▸ Exercise
List all lines in the material below that contain "this".

Entries taken from a collection:
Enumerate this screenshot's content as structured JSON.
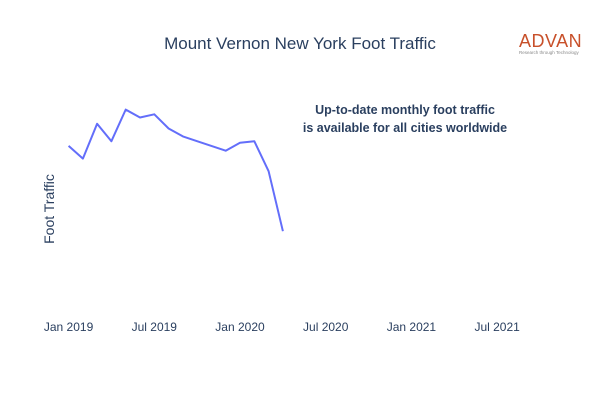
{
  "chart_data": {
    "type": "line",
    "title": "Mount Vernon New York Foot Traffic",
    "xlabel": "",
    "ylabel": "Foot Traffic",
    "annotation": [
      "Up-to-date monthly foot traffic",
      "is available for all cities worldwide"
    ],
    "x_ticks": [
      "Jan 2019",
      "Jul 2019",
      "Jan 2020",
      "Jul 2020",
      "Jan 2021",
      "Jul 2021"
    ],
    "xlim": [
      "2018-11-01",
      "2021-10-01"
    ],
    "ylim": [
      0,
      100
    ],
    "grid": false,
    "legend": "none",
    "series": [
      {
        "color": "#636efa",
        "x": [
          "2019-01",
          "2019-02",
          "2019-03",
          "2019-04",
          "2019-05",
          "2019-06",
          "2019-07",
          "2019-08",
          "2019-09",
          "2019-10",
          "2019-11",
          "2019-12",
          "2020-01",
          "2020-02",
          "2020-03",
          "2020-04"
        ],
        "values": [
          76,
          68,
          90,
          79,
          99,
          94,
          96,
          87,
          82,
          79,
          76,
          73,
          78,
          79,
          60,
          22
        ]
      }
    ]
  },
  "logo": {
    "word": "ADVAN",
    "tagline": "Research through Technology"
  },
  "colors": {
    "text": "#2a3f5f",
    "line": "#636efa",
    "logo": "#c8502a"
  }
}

* * *

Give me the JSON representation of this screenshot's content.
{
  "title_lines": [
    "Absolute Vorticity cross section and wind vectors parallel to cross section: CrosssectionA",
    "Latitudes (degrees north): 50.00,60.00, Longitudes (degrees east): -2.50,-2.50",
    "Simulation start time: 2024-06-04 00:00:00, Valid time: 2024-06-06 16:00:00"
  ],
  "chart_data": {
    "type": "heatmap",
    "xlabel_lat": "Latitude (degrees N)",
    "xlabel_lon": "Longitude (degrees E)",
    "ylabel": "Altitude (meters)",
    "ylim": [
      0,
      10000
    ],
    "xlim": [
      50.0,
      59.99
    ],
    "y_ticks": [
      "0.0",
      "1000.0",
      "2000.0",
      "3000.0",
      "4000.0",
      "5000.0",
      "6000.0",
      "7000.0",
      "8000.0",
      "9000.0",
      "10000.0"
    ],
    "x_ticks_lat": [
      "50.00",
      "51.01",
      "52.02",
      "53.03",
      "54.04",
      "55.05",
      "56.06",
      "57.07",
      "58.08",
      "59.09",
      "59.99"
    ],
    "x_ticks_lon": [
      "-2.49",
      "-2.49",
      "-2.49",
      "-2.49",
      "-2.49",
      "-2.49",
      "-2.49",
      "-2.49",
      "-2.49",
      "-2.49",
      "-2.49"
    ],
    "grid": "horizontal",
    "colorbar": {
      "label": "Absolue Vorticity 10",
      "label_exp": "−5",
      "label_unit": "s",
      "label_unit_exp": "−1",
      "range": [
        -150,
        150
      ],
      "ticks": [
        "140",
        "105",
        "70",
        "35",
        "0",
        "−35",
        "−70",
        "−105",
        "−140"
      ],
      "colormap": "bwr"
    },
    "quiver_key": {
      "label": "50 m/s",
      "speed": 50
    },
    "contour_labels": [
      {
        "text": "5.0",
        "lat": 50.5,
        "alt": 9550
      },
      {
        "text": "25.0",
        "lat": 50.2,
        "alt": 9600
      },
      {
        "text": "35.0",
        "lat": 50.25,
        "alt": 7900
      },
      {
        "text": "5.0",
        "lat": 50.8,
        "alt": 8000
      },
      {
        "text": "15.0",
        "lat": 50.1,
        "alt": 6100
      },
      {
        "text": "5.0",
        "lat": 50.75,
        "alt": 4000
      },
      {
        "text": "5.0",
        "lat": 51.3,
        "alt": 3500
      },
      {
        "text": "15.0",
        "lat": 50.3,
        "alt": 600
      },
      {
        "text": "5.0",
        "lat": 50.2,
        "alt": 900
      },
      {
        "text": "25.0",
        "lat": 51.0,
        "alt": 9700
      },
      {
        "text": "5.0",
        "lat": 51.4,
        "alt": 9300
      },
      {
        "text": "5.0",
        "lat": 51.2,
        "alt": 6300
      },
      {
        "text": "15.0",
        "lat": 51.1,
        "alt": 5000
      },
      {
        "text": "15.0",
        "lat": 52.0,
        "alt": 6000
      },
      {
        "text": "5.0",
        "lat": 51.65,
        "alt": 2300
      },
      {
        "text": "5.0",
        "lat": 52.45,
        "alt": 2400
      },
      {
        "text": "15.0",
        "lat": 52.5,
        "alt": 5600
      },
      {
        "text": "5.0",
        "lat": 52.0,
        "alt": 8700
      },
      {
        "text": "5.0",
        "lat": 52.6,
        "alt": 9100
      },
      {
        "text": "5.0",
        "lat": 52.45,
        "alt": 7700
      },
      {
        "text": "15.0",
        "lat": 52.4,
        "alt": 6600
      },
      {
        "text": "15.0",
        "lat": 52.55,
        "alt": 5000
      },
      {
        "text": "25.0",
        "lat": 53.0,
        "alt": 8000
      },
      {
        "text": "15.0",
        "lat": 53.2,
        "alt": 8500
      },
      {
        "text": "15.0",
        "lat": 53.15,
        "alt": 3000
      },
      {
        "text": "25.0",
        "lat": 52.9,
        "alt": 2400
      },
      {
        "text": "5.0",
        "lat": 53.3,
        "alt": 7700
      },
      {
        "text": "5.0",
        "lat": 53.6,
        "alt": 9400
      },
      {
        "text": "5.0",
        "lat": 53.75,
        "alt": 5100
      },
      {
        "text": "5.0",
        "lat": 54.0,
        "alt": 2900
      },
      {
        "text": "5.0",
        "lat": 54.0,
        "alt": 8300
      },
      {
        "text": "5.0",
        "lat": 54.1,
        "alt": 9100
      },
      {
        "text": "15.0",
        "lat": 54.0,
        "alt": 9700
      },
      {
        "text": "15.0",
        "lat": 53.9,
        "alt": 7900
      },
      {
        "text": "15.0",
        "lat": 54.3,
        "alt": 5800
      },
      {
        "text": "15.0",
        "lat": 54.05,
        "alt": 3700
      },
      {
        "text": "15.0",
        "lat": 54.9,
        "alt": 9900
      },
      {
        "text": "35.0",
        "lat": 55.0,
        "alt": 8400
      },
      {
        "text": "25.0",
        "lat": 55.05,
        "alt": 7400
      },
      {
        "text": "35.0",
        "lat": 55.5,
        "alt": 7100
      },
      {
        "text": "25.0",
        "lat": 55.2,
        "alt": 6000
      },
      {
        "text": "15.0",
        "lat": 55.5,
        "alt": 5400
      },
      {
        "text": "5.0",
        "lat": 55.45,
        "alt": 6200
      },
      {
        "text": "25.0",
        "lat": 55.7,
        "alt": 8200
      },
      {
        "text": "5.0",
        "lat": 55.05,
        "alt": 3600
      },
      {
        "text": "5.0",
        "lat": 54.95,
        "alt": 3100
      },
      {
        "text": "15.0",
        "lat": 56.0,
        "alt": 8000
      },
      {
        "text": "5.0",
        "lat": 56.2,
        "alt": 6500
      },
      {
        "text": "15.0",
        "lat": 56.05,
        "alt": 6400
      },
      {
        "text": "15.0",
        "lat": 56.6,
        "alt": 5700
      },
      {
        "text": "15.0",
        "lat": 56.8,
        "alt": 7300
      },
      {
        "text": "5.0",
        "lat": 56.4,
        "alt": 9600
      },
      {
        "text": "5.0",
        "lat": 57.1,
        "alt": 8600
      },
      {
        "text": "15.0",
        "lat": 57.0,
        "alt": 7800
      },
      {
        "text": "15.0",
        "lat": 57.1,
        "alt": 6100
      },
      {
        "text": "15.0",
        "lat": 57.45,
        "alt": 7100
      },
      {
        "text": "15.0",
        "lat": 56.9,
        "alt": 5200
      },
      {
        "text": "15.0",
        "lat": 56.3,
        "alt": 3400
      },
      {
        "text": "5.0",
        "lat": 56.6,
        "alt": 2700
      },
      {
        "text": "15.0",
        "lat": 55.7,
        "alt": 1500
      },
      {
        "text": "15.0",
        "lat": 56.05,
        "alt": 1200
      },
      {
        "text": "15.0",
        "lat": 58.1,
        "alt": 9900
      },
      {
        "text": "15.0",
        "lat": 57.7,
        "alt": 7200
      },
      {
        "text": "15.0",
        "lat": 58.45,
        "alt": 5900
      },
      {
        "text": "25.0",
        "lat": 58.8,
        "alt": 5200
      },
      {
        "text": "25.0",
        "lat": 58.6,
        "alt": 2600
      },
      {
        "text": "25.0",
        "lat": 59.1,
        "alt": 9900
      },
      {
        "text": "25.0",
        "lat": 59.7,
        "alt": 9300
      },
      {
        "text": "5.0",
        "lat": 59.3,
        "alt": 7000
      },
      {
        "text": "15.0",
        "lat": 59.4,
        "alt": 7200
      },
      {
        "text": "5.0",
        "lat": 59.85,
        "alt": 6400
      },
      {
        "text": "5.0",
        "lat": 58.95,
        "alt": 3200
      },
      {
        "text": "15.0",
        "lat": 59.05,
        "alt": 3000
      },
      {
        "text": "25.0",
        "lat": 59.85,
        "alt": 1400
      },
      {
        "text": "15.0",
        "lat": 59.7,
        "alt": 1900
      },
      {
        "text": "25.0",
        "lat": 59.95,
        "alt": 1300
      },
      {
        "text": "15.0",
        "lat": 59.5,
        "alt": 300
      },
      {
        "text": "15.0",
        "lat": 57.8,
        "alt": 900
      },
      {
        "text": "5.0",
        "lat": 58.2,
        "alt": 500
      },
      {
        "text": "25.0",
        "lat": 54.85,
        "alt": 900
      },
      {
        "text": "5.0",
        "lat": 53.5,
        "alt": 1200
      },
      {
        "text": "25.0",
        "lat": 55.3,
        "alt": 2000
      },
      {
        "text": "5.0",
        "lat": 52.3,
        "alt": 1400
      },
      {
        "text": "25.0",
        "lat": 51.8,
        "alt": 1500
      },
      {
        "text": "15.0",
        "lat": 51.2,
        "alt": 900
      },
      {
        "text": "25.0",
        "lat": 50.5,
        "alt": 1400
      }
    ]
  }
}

* * *

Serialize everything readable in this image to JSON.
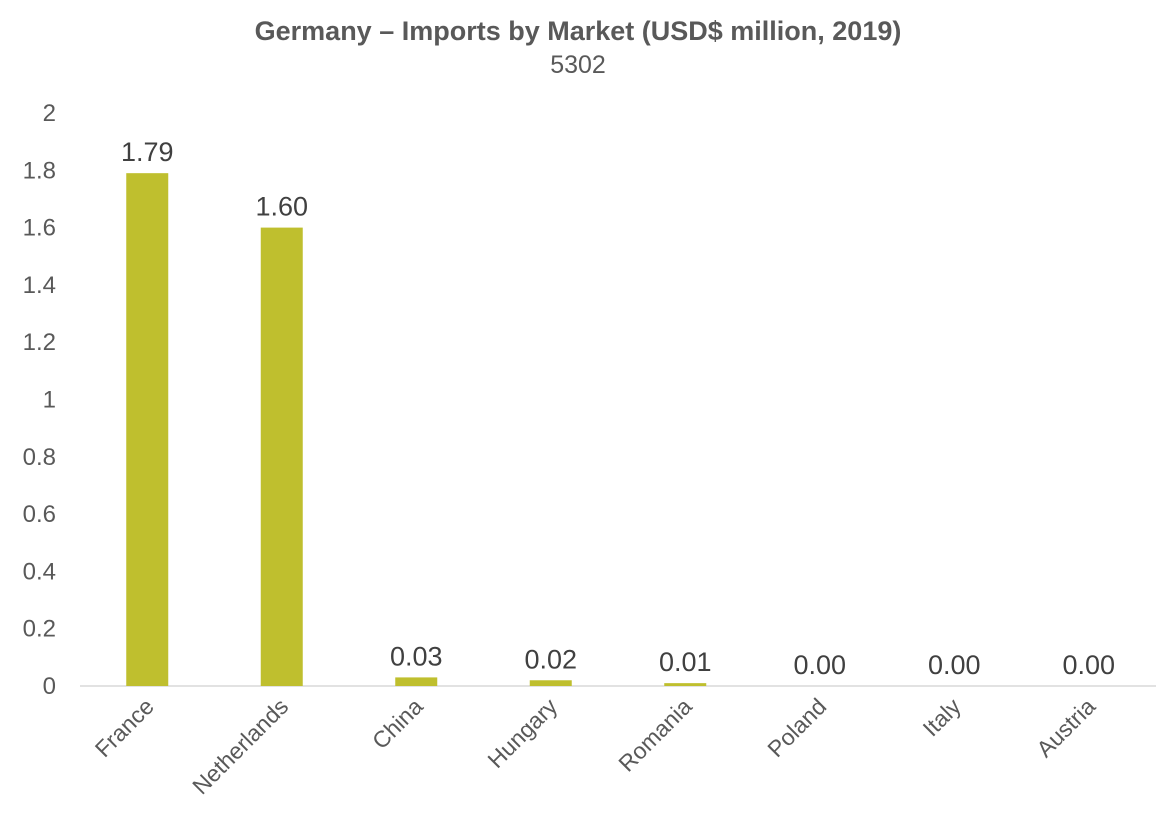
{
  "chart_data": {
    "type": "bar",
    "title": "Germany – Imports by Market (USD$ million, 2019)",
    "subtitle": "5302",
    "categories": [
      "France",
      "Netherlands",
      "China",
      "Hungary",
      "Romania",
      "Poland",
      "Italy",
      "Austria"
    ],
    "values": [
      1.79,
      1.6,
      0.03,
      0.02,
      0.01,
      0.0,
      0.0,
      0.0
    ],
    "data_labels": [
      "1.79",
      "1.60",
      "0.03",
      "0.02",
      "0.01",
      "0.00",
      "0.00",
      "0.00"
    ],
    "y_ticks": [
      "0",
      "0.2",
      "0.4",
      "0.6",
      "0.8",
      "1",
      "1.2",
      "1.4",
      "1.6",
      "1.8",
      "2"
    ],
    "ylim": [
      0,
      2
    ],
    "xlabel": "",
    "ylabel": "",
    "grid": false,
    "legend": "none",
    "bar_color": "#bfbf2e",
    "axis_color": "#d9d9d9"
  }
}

▸ Output below
Enumerate this screenshot's content as structured JSON.
Give me the JSON representation of this screenshot's content.
Serialize everything readable in this image to JSON.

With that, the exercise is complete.